WRITTEN TASK: Repeat all of the material below exactly as written, images excluded.

## BEGIN GIVEN DATA

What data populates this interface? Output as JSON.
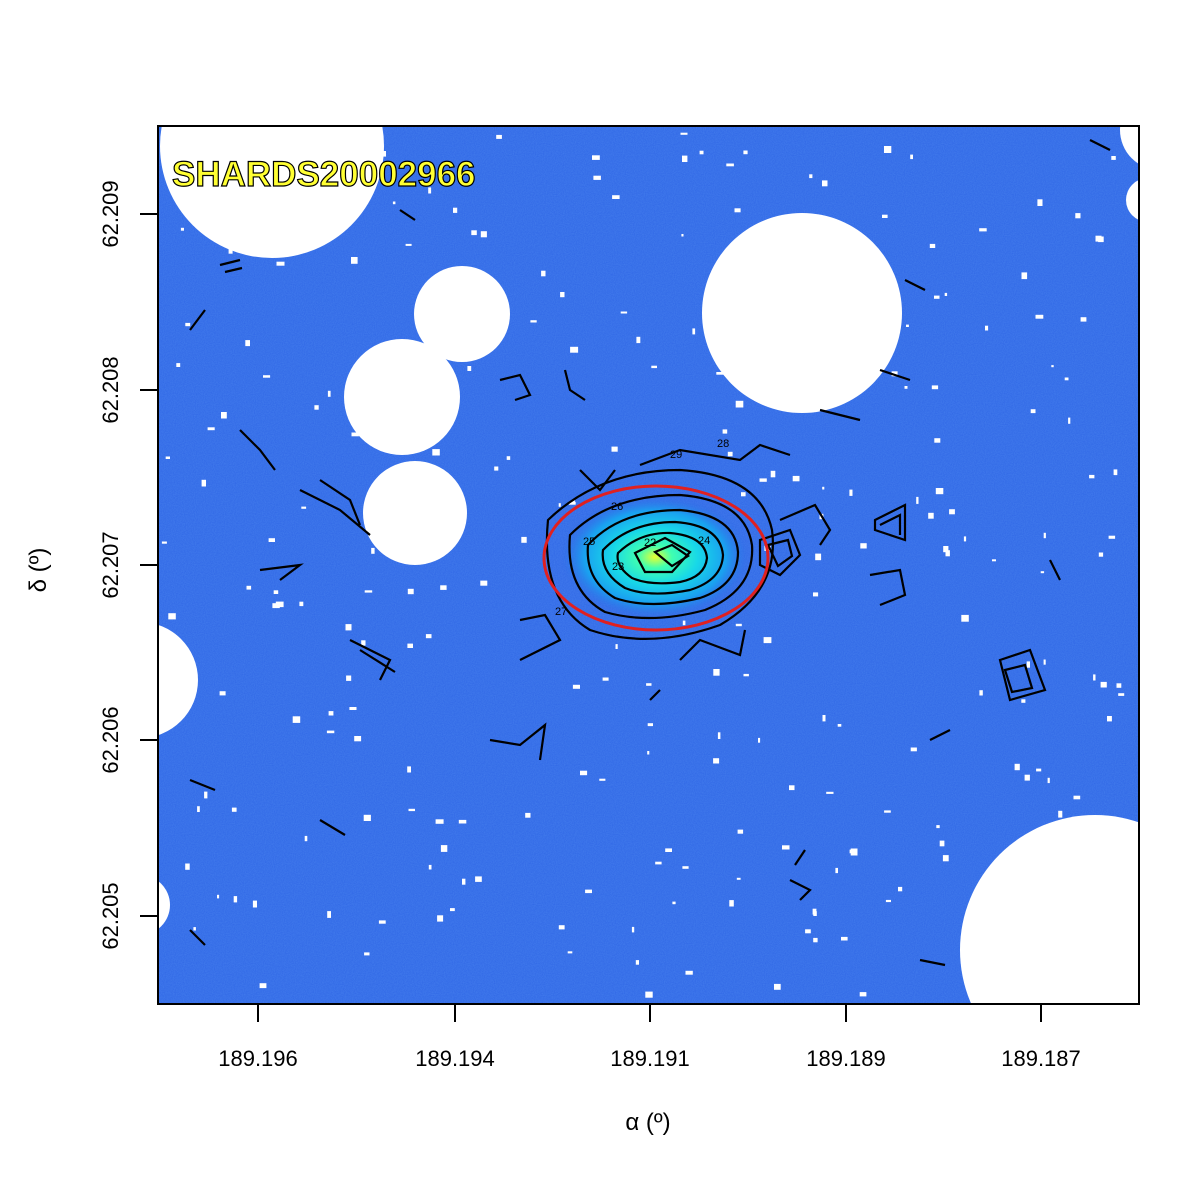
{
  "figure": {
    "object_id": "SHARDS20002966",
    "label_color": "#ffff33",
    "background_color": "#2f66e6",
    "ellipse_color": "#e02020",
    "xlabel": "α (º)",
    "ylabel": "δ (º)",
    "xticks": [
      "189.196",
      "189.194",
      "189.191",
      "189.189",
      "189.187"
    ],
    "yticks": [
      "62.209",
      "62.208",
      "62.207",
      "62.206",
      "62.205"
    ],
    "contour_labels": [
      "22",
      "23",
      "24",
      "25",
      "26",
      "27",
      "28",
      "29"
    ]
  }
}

## END GIVEN DATA

RESULT OF THIS TASK:
What data populates this interface? Output as JSON.
{
  "figure": {
    "object_id": "SHARDS20002966",
    "label_color": "#ffff33",
    "background_color": "#2f66e6",
    "ellipse_color": "#e02020",
    "xlabel": "α (º)",
    "ylabel": "δ (º)",
    "xticks": [
      "189.196",
      "189.194",
      "189.191",
      "189.189",
      "189.187"
    ],
    "yticks": [
      "62.209",
      "62.208",
      "62.207",
      "62.206",
      "62.205"
    ],
    "contour_labels": [
      "22",
      "23",
      "24",
      "25",
      "26",
      "27",
      "28",
      "29"
    ]
  }
}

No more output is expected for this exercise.